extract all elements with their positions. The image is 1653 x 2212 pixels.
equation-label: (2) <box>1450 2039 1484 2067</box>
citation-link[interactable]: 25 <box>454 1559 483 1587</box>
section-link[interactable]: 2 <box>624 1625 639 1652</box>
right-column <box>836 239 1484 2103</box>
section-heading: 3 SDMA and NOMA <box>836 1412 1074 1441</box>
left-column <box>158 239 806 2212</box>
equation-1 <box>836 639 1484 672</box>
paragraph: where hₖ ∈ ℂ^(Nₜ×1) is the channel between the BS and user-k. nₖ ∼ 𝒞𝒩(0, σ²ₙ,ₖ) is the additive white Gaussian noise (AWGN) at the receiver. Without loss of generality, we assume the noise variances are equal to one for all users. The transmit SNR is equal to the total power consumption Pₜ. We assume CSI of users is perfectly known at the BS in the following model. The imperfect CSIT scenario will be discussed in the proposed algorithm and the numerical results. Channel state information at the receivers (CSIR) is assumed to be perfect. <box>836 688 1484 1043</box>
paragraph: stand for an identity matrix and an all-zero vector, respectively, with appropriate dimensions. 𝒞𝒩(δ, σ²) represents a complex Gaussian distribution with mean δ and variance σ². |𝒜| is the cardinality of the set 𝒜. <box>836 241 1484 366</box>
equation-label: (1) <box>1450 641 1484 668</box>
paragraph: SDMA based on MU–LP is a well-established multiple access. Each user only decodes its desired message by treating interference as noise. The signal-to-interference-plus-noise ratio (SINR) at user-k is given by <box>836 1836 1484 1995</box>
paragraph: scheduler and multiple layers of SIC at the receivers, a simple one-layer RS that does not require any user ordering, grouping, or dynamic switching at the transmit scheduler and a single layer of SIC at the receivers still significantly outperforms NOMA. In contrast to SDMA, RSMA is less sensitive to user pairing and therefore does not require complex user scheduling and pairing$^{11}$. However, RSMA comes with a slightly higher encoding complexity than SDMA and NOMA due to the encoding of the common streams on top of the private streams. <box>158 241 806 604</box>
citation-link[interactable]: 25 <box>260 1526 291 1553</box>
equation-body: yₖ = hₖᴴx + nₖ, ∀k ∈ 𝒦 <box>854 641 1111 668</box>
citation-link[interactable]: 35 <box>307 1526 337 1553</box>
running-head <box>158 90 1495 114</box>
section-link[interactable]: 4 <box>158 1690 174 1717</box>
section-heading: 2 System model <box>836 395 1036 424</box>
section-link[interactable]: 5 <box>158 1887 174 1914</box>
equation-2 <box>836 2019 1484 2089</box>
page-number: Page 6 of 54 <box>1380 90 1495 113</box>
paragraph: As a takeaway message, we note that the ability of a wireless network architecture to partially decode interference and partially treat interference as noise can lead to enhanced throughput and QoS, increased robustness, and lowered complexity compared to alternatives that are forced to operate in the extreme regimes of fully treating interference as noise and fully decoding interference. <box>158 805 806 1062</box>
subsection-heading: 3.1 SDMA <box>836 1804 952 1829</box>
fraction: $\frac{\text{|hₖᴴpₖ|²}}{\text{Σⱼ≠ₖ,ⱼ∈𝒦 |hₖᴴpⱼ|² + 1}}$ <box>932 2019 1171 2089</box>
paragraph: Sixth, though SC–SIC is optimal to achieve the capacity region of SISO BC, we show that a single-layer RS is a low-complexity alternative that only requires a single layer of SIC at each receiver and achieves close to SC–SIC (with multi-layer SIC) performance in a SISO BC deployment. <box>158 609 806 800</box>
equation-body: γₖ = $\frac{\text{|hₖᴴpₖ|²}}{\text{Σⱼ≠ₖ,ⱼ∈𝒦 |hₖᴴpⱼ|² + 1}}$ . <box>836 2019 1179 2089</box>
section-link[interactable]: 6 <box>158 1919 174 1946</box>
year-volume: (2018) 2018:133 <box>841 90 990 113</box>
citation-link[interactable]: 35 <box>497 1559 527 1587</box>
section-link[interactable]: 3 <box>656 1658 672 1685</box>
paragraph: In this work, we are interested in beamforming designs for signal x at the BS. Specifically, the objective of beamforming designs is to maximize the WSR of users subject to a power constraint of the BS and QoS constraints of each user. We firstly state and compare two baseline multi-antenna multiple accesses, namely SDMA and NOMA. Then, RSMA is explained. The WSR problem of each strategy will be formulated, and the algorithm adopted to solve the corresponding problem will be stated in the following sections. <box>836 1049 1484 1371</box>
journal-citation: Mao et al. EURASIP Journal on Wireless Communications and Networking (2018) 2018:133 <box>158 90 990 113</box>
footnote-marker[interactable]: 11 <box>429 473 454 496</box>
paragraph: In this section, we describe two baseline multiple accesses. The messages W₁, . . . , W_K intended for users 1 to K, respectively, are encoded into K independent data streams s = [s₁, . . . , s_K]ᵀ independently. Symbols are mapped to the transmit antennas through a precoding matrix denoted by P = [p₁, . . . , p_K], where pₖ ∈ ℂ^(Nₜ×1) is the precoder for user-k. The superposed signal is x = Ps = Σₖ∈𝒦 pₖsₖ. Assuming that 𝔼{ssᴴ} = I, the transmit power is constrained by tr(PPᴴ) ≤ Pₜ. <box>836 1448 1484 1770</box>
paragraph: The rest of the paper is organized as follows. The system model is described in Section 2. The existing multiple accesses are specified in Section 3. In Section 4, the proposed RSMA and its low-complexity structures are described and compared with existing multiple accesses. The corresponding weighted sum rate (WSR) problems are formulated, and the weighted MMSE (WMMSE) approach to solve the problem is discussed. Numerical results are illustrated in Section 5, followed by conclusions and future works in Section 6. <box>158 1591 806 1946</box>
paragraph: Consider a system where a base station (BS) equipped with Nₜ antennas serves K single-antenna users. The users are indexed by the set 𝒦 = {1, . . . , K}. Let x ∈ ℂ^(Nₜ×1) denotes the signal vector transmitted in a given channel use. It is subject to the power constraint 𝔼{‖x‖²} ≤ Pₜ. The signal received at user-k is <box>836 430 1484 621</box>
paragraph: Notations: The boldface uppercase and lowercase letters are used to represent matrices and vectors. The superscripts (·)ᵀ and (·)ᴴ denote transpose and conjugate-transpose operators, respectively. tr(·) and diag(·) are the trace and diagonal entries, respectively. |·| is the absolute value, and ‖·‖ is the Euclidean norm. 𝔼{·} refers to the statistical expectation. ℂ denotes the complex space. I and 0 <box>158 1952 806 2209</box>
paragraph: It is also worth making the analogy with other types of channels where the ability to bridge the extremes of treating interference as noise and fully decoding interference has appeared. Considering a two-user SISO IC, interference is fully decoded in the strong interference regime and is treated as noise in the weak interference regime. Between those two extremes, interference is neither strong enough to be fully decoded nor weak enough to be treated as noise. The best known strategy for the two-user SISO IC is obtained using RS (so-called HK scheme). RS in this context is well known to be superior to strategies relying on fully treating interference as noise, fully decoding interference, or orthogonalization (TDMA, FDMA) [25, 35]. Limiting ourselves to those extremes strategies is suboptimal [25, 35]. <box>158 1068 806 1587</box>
^^^^
# Set exercise
Reproduce every row above without changing anything.

# Task answer
extract all elements with their positions. The image is 1653 x 2212 pixels.
equation-label: (2) <box>1450 2039 1484 2067</box>
citation-link[interactable]: 25 <box>454 1559 483 1587</box>
section-link[interactable]: 2 <box>624 1625 639 1652</box>
right-column <box>836 239 1484 2103</box>
section-heading: 3 SDMA and NOMA <box>836 1412 1074 1441</box>
left-column <box>158 239 806 2212</box>
equation-1 <box>836 639 1484 672</box>
paragraph: where hₖ ∈ ℂ^(Nₜ×1) is the channel between the BS and user-k. nₖ ∼ 𝒞𝒩(0, σ²ₙ,ₖ) is the additive white Gaussian noise (AWGN) at the receiver. Without loss of generality, we assume the noise variances are equal to one for all users. The transmit SNR is equal to the total power consumption Pₜ. We assume CSI of users is perfectly known at the BS in the following model. The imperfect CSIT scenario will be discussed in the proposed algorithm and the numerical results. Channel state information at the receivers (CSIR) is assumed to be perfect. <box>836 688 1484 1043</box>
paragraph: stand for an identity matrix and an all-zero vector, respectively, with appropriate dimensions. 𝒞𝒩(δ, σ²) represents a complex Gaussian distribution with mean δ and variance σ². |𝒜| is the cardinality of the set 𝒜. <box>836 241 1484 366</box>
equation-label: (1) <box>1450 641 1484 668</box>
paragraph: SDMA based on MU–LP is a well-established multiple access. Each user only decodes its desired message by treating interference as noise. The signal-to-interference-plus-noise ratio (SINR) at user-k is given by <box>836 1836 1484 1995</box>
paragraph: scheduler and multiple layers of SIC at the receivers, a simple one-layer RS that does not require any user ordering, grouping, or dynamic switching at the transmit scheduler and a single layer of SIC at the receivers still significantly outperforms NOMA. In contrast to SDMA, RSMA is less sensitive to user pairing and therefore does not require complex user scheduling and pairing$^{11}$. However, RSMA comes with a slightly higher encoding complexity than SDMA and NOMA due to the encoding of the common streams on top of the private streams. <box>158 241 806 604</box>
citation-link[interactable]: 25 <box>260 1526 291 1553</box>
equation-body: yₖ = hₖᴴx + nₖ, ∀k ∈ 𝒦 <box>854 641 1111 668</box>
citation-link[interactable]: 35 <box>307 1526 337 1553</box>
running-head <box>158 90 1495 114</box>
section-link[interactable]: 4 <box>158 1690 174 1717</box>
section-heading: 2 System model <box>836 395 1036 424</box>
section-link[interactable]: 5 <box>158 1887 174 1914</box>
equation-2 <box>836 2019 1484 2089</box>
page-number: Page 6 of 54 <box>1380 90 1495 113</box>
paragraph: As a takeaway message, we note that the ability of a wireless network architecture to partially decode interference and partially treat interference as noise can lead to enhanced throughput and QoS, increased robustness, and lowered complexity compared to alternatives that are forced to operate in the extreme regimes of fully treating interference as noise and fully decoding interference. <box>158 805 806 1062</box>
subsection-heading: 3.1 SDMA <box>836 1804 952 1829</box>
fraction: $\frac{\text{|hₖᴴpₖ|²}}{\text{Σⱼ≠ₖ,ⱼ∈𝒦 |hₖᴴpⱼ|² + 1}}$ <box>932 2019 1171 2089</box>
paragraph: Sixth, though SC–SIC is optimal to achieve the capacity region of SISO BC, we show that a single-layer RS is a low-complexity alternative that only requires a single layer of SIC at each receiver and achieves close to SC–SIC (with multi-layer SIC) performance in a SISO BC deployment. <box>158 609 806 800</box>
equation-body: γₖ = $\frac{\text{|hₖᴴpₖ|²}}{\text{Σⱼ≠ₖ,ⱼ∈𝒦 |hₖᴴpⱼ|² + 1}}$ . <box>836 2019 1179 2089</box>
section-link[interactable]: 6 <box>158 1919 174 1946</box>
year-volume: (2018) 2018:133 <box>841 90 990 113</box>
citation-link[interactable]: 35 <box>497 1559 527 1587</box>
section-link[interactable]: 3 <box>656 1658 672 1685</box>
paragraph: In this work, we are interested in beamforming designs for signal x at the BS. Specifically, the objective of beamforming designs is to maximize the WSR of users subject to a power constraint of the BS and QoS constraints of each user. We firstly state and compare two baseline multi-antenna multiple accesses, namely SDMA and NOMA. Then, RSMA is explained. The WSR problem of each strategy will be formulated, and the algorithm adopted to solve the corresponding problem will be stated in the following sections. <box>836 1049 1484 1371</box>
journal-citation: Mao et al. EURASIP Journal on Wireless Communications and Networking (2018) 2018:133 <box>158 90 990 113</box>
footnote-marker[interactable]: 11 <box>429 473 454 496</box>
paragraph: In this section, we describe two baseline multiple accesses. The messages W₁, . . . , W_K intended for users 1 to K, respectively, are encoded into K independent data streams s = [s₁, . . . , s_K]ᵀ independently. Symbols are mapped to the transmit antennas through a precoding matrix denoted by P = [p₁, . . . , p_K], where pₖ ∈ ℂ^(Nₜ×1) is the precoder for user-k. The superposed signal is x = Ps = Σₖ∈𝒦 pₖsₖ. Assuming that 𝔼{ssᴴ} = I, the transmit power is constrained by tr(PPᴴ) ≤ Pₜ. <box>836 1448 1484 1770</box>
paragraph: The rest of the paper is organized as follows. The system model is described in Section 2. The existing multiple accesses are specified in Section 3. In Section 4, the proposed RSMA and its low-complexity structures are described and compared with existing multiple accesses. The corresponding weighted sum rate (WSR) problems are formulated, and the weighted MMSE (WMMSE) approach to solve the problem is discussed. Numerical results are illustrated in Section 5, followed by conclusions and future works in Section 6. <box>158 1591 806 1946</box>
paragraph: Consider a system where a base station (BS) equipped with Nₜ antennas serves K single-antenna users. The users are indexed by the set 𝒦 = {1, . . . , K}. Let x ∈ ℂ^(Nₜ×1) denotes the signal vector transmitted in a given channel use. It is subject to the power constraint 𝔼{‖x‖²} ≤ Pₜ. The signal received at user-k is <box>836 430 1484 621</box>
paragraph: Notations: The boldface uppercase and lowercase letters are used to represent matrices and vectors. The superscripts (·)ᵀ and (·)ᴴ denote transpose and conjugate-transpose operators, respectively. tr(·) and diag(·) are the trace and diagonal entries, respectively. |·| is the absolute value, and ‖·‖ is the Euclidean norm. 𝔼{·} refers to the statistical expectation. ℂ denotes the complex space. I and 0 <box>158 1952 806 2209</box>
paragraph: It is also worth making the analogy with other types of channels where the ability to bridge the extremes of treating interference as noise and fully decoding interference has appeared. Considering a two-user SISO IC, interference is fully decoded in the strong interference regime and is treated as noise in the weak interference regime. Between those two extremes, interference is neither strong enough to be fully decoded nor weak enough to be treated as noise. The best known strategy for the two-user SISO IC is obtained using RS (so-called HK scheme). RS in this context is well known to be superior to strategies relying on fully treating interference as noise, fully decoding interference, or orthogonalization (TDMA, FDMA) [25, 35]. Limiting ourselves to those extremes strategies is suboptimal [25, 35]. <box>158 1068 806 1587</box>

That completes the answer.